Description of the task: Copy the material that follows word for word and omit its pictures.

Material for this task:
>>
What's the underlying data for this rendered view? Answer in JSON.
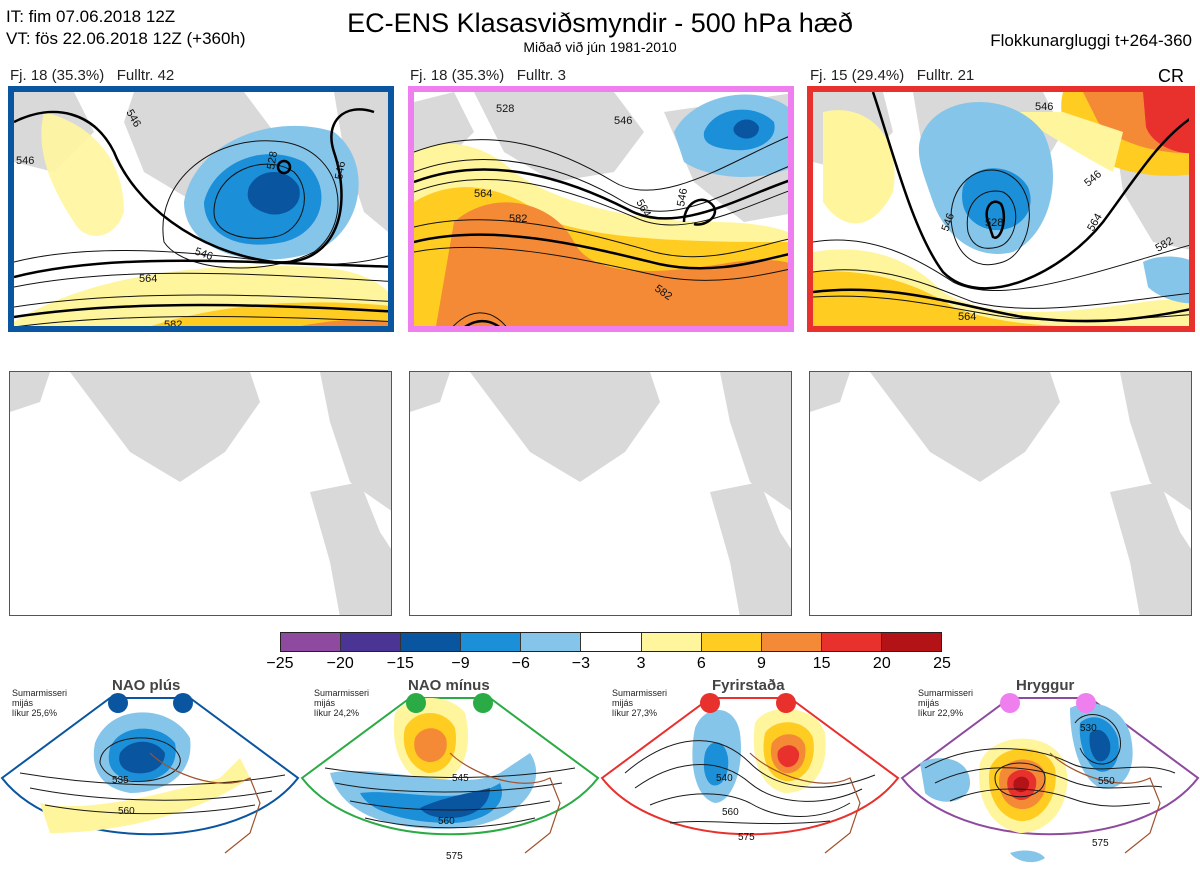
{
  "header": {
    "it_line": "IT: fim 07.06.2018 12Z",
    "vt_line": "VT: fös 22.06.2018 12Z  (+360h)",
    "title": "EC-ENS Klasasviðsmyndir - 500 hPa hæð",
    "subtitle": "Miðað við jún 1981-2010",
    "window": "Flokkunargluggi t+264-360",
    "cr": "CR"
  },
  "panels": [
    {
      "label_fj": "Fj. 18 (35.3%)",
      "label_full": "Fulltr. 42",
      "border_color": "#0a55a0",
      "contours": [
        "546",
        "564",
        "582",
        "546",
        "582",
        "546",
        "546",
        "528"
      ]
    },
    {
      "label_fj": "Fj. 18 (35.3%)",
      "label_full": "Fulltr. 3",
      "border_color": "#ef7fef",
      "contours": [
        "528",
        "546",
        "564",
        "582",
        "564",
        "546",
        "582"
      ]
    },
    {
      "label_fj": "Fj. 15 (29.4%)",
      "label_full": "Fulltr. 21",
      "border_color": "#e8302d",
      "contours": [
        "546",
        "546",
        "528",
        "546",
        "564",
        "582",
        "564",
        "582"
      ]
    }
  ],
  "colorbar": {
    "colors": [
      "#8e4a9e",
      "#4a3595",
      "#0a55a0",
      "#1b8fd8",
      "#86c5ea",
      "#ffffff",
      "#fff59d",
      "#ffcc22",
      "#f48a36",
      "#e8302d",
      "#b31217"
    ],
    "ticks": [
      "−25",
      "−20",
      "−15",
      "−9",
      "−6",
      "−3",
      "3",
      "6",
      "9",
      "15",
      "20",
      "25"
    ]
  },
  "regimes": [
    {
      "title": "NAO plús",
      "info": [
        "Sumarmisseri",
        "mijás",
        "líkur 25,6%"
      ],
      "color": "#0a55a0",
      "labels": [
        "535",
        "560"
      ]
    },
    {
      "title": "NAO mínus",
      "info": [
        "Sumarmisseri",
        "mijás",
        "líkur 24,2%"
      ],
      "color": "#2bab45",
      "labels": [
        "545",
        "560",
        "575"
      ]
    },
    {
      "title": "Fyrirstaða",
      "info": [
        "Sumarmisseri",
        "mijás",
        "líkur 27,3%"
      ],
      "color": "#e8302d",
      "labels": [
        "540",
        "560",
        "575"
      ]
    },
    {
      "title": "Hryggur",
      "info": [
        "Sumarmisseri",
        "mijás",
        "líkur 22,9%"
      ],
      "color": "#ef7fef",
      "labels": [
        "530",
        "550",
        "575"
      ]
    }
  ]
}
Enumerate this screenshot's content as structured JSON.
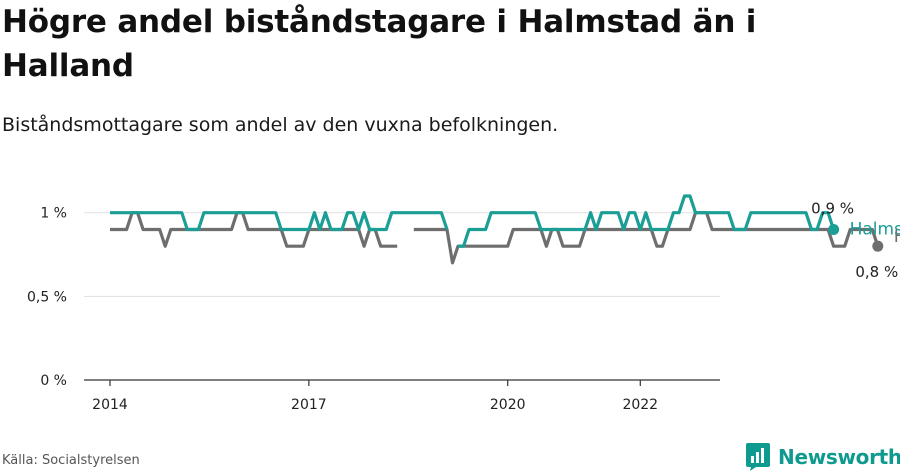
{
  "title": "Högre andel biståndstagare i Halmstad än i Halland",
  "subtitle": "Biståndsmottagare som andel av den vuxna befolkningen.",
  "source": "Källa: Socialstyrelsen",
  "brand": {
    "name": "Newsworthy",
    "icon": "newsworthy-logo-icon"
  },
  "chart_data": {
    "type": "line",
    "x_ticks": [
      2014,
      2017,
      2020,
      2022
    ],
    "x_range": [
      2014.0,
      2022.75
    ],
    "y_ticks": [
      0,
      0.5,
      1
    ],
    "y_tick_labels": [
      "0 %",
      "0,5 %",
      "1 %"
    ],
    "y_range": [
      0,
      1.1
    ],
    "grid": "horizontal",
    "series": [
      {
        "name": "Halmstads kommun",
        "color": "#1a9e96",
        "end_label": "0,9 %",
        "start": 2014.0,
        "step_years": 0.0833333,
        "values": [
          1.0,
          1.0,
          1.0,
          1.0,
          1.0,
          1.0,
          1.0,
          1.0,
          1.0,
          1.0,
          1.0,
          1.0,
          1.0,
          1.0,
          0.9,
          0.9,
          0.9,
          1.0,
          1.0,
          1.0,
          1.0,
          1.0,
          1.0,
          1.0,
          1.0,
          1.0,
          1.0,
          1.0,
          1.0,
          1.0,
          1.0,
          0.9,
          0.9,
          0.9,
          0.9,
          0.9,
          0.9,
          1.0,
          0.9,
          1.0,
          0.9,
          0.9,
          0.9,
          1.0,
          1.0,
          0.9,
          1.0,
          0.9,
          0.9,
          0.9,
          0.9,
          1.0,
          1.0,
          1.0,
          1.0,
          1.0,
          1.0,
          1.0,
          1.0,
          1.0,
          1.0,
          0.9,
          null,
          0.8,
          0.8,
          0.9,
          0.9,
          0.9,
          0.9,
          1.0,
          1.0,
          1.0,
          1.0,
          1.0,
          1.0,
          1.0,
          1.0,
          1.0,
          0.9,
          0.9,
          0.9,
          0.9,
          0.9,
          0.9,
          0.9,
          0.9,
          0.9,
          1.0,
          0.9,
          1.0,
          1.0,
          1.0,
          1.0,
          0.9,
          1.0,
          1.0,
          0.9,
          1.0,
          0.9,
          0.9,
          0.9,
          0.9,
          1.0,
          1.0,
          1.1,
          1.1,
          1.0,
          1.0,
          1.0,
          1.0,
          1.0,
          1.0,
          1.0,
          0.9,
          0.9,
          0.9,
          1.0,
          1.0,
          1.0,
          1.0,
          1.0,
          1.0,
          1.0,
          1.0,
          1.0,
          1.0,
          1.0,
          0.9,
          0.9,
          1.0,
          1.0,
          0.9
        ]
      },
      {
        "name": "Hallands län",
        "color": "#6e6e6e",
        "end_label": "0,8 %",
        "start": 2014.0,
        "step_years": 0.0833333,
        "values": [
          0.9,
          0.9,
          0.9,
          0.9,
          1.0,
          1.0,
          0.9,
          0.9,
          0.9,
          0.9,
          0.8,
          0.9,
          0.9,
          0.9,
          0.9,
          0.9,
          0.9,
          0.9,
          0.9,
          0.9,
          0.9,
          0.9,
          0.9,
          1.0,
          1.0,
          0.9,
          0.9,
          0.9,
          0.9,
          0.9,
          0.9,
          0.9,
          0.8,
          0.8,
          0.8,
          0.8,
          0.9,
          0.9,
          0.9,
          0.9,
          0.9,
          0.9,
          0.9,
          0.9,
          0.9,
          0.9,
          0.8,
          0.9,
          0.9,
          0.8,
          0.8,
          0.8,
          0.8,
          null,
          null,
          0.9,
          0.9,
          0.9,
          0.9,
          0.9,
          0.9,
          0.9,
          0.7,
          0.8,
          0.8,
          0.8,
          0.8,
          0.8,
          0.8,
          0.8,
          0.8,
          0.8,
          0.8,
          0.9,
          0.9,
          0.9,
          0.9,
          0.9,
          0.9,
          0.8,
          0.9,
          0.9,
          0.8,
          0.8,
          0.8,
          0.8,
          0.9,
          0.9,
          0.9,
          0.9,
          0.9,
          0.9,
          0.9,
          0.9,
          0.9,
          0.9,
          0.9,
          0.9,
          0.9,
          0.8,
          0.8,
          0.9,
          0.9,
          0.9,
          0.9,
          0.9,
          1.0,
          1.0,
          1.0,
          0.9,
          0.9,
          0.9,
          0.9,
          0.9,
          0.9,
          0.9,
          0.9,
          0.9,
          0.9,
          0.9,
          0.9,
          0.9,
          0.9,
          0.9,
          0.9,
          0.9,
          0.9,
          0.9,
          0.9,
          0.9,
          0.9,
          0.8,
          0.8,
          0.8,
          0.9,
          0.9,
          0.9,
          0.9,
          0.9,
          0.8
        ]
      }
    ]
  }
}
<<
Solution to the problem:
What's the underlying data for this rendered view? Answer in JSON.
{
  "header": {
    "it_line": "IT: fim 07.06.2018 12Z",
    "vt_line": "VT: fös 22.06.2018 12Z  (+360h)",
    "title": "EC-ENS Klasasviðsmyndir - 500 hPa hæð",
    "subtitle": "Miðað við jún 1981-2010",
    "window": "Flokkunargluggi t+264-360",
    "cr": "CR"
  },
  "panels": [
    {
      "label_fj": "Fj. 18 (35.3%)",
      "label_full": "Fulltr. 42",
      "border_color": "#0a55a0",
      "contours": [
        "546",
        "564",
        "582",
        "546",
        "582",
        "546",
        "546",
        "528"
      ]
    },
    {
      "label_fj": "Fj. 18 (35.3%)",
      "label_full": "Fulltr. 3",
      "border_color": "#ef7fef",
      "contours": [
        "528",
        "546",
        "564",
        "582",
        "564",
        "546",
        "582"
      ]
    },
    {
      "label_fj": "Fj. 15 (29.4%)",
      "label_full": "Fulltr. 21",
      "border_color": "#e8302d",
      "contours": [
        "546",
        "546",
        "528",
        "546",
        "564",
        "582",
        "564",
        "582"
      ]
    }
  ],
  "colorbar": {
    "colors": [
      "#8e4a9e",
      "#4a3595",
      "#0a55a0",
      "#1b8fd8",
      "#86c5ea",
      "#ffffff",
      "#fff59d",
      "#ffcc22",
      "#f48a36",
      "#e8302d",
      "#b31217"
    ],
    "ticks": [
      "−25",
      "−20",
      "−15",
      "−9",
      "−6",
      "−3",
      "3",
      "6",
      "9",
      "15",
      "20",
      "25"
    ]
  },
  "regimes": [
    {
      "title": "NAO plús",
      "info": [
        "Sumarmisseri",
        "mijás",
        "líkur 25,6%"
      ],
      "color": "#0a55a0",
      "labels": [
        "535",
        "560"
      ]
    },
    {
      "title": "NAO mínus",
      "info": [
        "Sumarmisseri",
        "mijás",
        "líkur 24,2%"
      ],
      "color": "#2bab45",
      "labels": [
        "545",
        "560",
        "575"
      ]
    },
    {
      "title": "Fyrirstaða",
      "info": [
        "Sumarmisseri",
        "mijás",
        "líkur 27,3%"
      ],
      "color": "#e8302d",
      "labels": [
        "540",
        "560",
        "575"
      ]
    },
    {
      "title": "Hryggur",
      "info": [
        "Sumarmisseri",
        "mijás",
        "líkur 22,9%"
      ],
      "color": "#ef7fef",
      "labels": [
        "530",
        "550",
        "575"
      ]
    }
  ]
}
Enumerate this screenshot's content as structured JSON.
{
  "title": "Högre andel biståndstagare i Halmstad än i Halland",
  "subtitle": "Biståndsmottagare som andel av den vuxna befolkningen.",
  "source": "Källa: Socialstyrelsen",
  "brand": {
    "name": "Newsworthy",
    "icon": "newsworthy-logo-icon"
  },
  "chart_data": {
    "type": "line",
    "x_ticks": [
      2014,
      2017,
      2020,
      2022
    ],
    "x_range": [
      2014.0,
      2022.75
    ],
    "y_ticks": [
      0,
      0.5,
      1
    ],
    "y_tick_labels": [
      "0 %",
      "0,5 %",
      "1 %"
    ],
    "y_range": [
      0,
      1.1
    ],
    "grid": "horizontal",
    "series": [
      {
        "name": "Halmstads kommun",
        "color": "#1a9e96",
        "end_label": "0,9 %",
        "start": 2014.0,
        "step_years": 0.0833333,
        "values": [
          1.0,
          1.0,
          1.0,
          1.0,
          1.0,
          1.0,
          1.0,
          1.0,
          1.0,
          1.0,
          1.0,
          1.0,
          1.0,
          1.0,
          0.9,
          0.9,
          0.9,
          1.0,
          1.0,
          1.0,
          1.0,
          1.0,
          1.0,
          1.0,
          1.0,
          1.0,
          1.0,
          1.0,
          1.0,
          1.0,
          1.0,
          0.9,
          0.9,
          0.9,
          0.9,
          0.9,
          0.9,
          1.0,
          0.9,
          1.0,
          0.9,
          0.9,
          0.9,
          1.0,
          1.0,
          0.9,
          1.0,
          0.9,
          0.9,
          0.9,
          0.9,
          1.0,
          1.0,
          1.0,
          1.0,
          1.0,
          1.0,
          1.0,
          1.0,
          1.0,
          1.0,
          0.9,
          null,
          0.8,
          0.8,
          0.9,
          0.9,
          0.9,
          0.9,
          1.0,
          1.0,
          1.0,
          1.0,
          1.0,
          1.0,
          1.0,
          1.0,
          1.0,
          0.9,
          0.9,
          0.9,
          0.9,
          0.9,
          0.9,
          0.9,
          0.9,
          0.9,
          1.0,
          0.9,
          1.0,
          1.0,
          1.0,
          1.0,
          0.9,
          1.0,
          1.0,
          0.9,
          1.0,
          0.9,
          0.9,
          0.9,
          0.9,
          1.0,
          1.0,
          1.1,
          1.1,
          1.0,
          1.0,
          1.0,
          1.0,
          1.0,
          1.0,
          1.0,
          0.9,
          0.9,
          0.9,
          1.0,
          1.0,
          1.0,
          1.0,
          1.0,
          1.0,
          1.0,
          1.0,
          1.0,
          1.0,
          1.0,
          0.9,
          0.9,
          1.0,
          1.0,
          0.9
        ]
      },
      {
        "name": "Hallands län",
        "color": "#6e6e6e",
        "end_label": "0,8 %",
        "start": 2014.0,
        "step_years": 0.0833333,
        "values": [
          0.9,
          0.9,
          0.9,
          0.9,
          1.0,
          1.0,
          0.9,
          0.9,
          0.9,
          0.9,
          0.8,
          0.9,
          0.9,
          0.9,
          0.9,
          0.9,
          0.9,
          0.9,
          0.9,
          0.9,
          0.9,
          0.9,
          0.9,
          1.0,
          1.0,
          0.9,
          0.9,
          0.9,
          0.9,
          0.9,
          0.9,
          0.9,
          0.8,
          0.8,
          0.8,
          0.8,
          0.9,
          0.9,
          0.9,
          0.9,
          0.9,
          0.9,
          0.9,
          0.9,
          0.9,
          0.9,
          0.8,
          0.9,
          0.9,
          0.8,
          0.8,
          0.8,
          0.8,
          null,
          null,
          0.9,
          0.9,
          0.9,
          0.9,
          0.9,
          0.9,
          0.9,
          0.7,
          0.8,
          0.8,
          0.8,
          0.8,
          0.8,
          0.8,
          0.8,
          0.8,
          0.8,
          0.8,
          0.9,
          0.9,
          0.9,
          0.9,
          0.9,
          0.9,
          0.8,
          0.9,
          0.9,
          0.8,
          0.8,
          0.8,
          0.8,
          0.9,
          0.9,
          0.9,
          0.9,
          0.9,
          0.9,
          0.9,
          0.9,
          0.9,
          0.9,
          0.9,
          0.9,
          0.9,
          0.8,
          0.8,
          0.9,
          0.9,
          0.9,
          0.9,
          0.9,
          1.0,
          1.0,
          1.0,
          0.9,
          0.9,
          0.9,
          0.9,
          0.9,
          0.9,
          0.9,
          0.9,
          0.9,
          0.9,
          0.9,
          0.9,
          0.9,
          0.9,
          0.9,
          0.9,
          0.9,
          0.9,
          0.9,
          0.9,
          0.9,
          0.9,
          0.8,
          0.8,
          0.8,
          0.9,
          0.9,
          0.9,
          0.9,
          0.9,
          0.8
        ]
      }
    ]
  }
}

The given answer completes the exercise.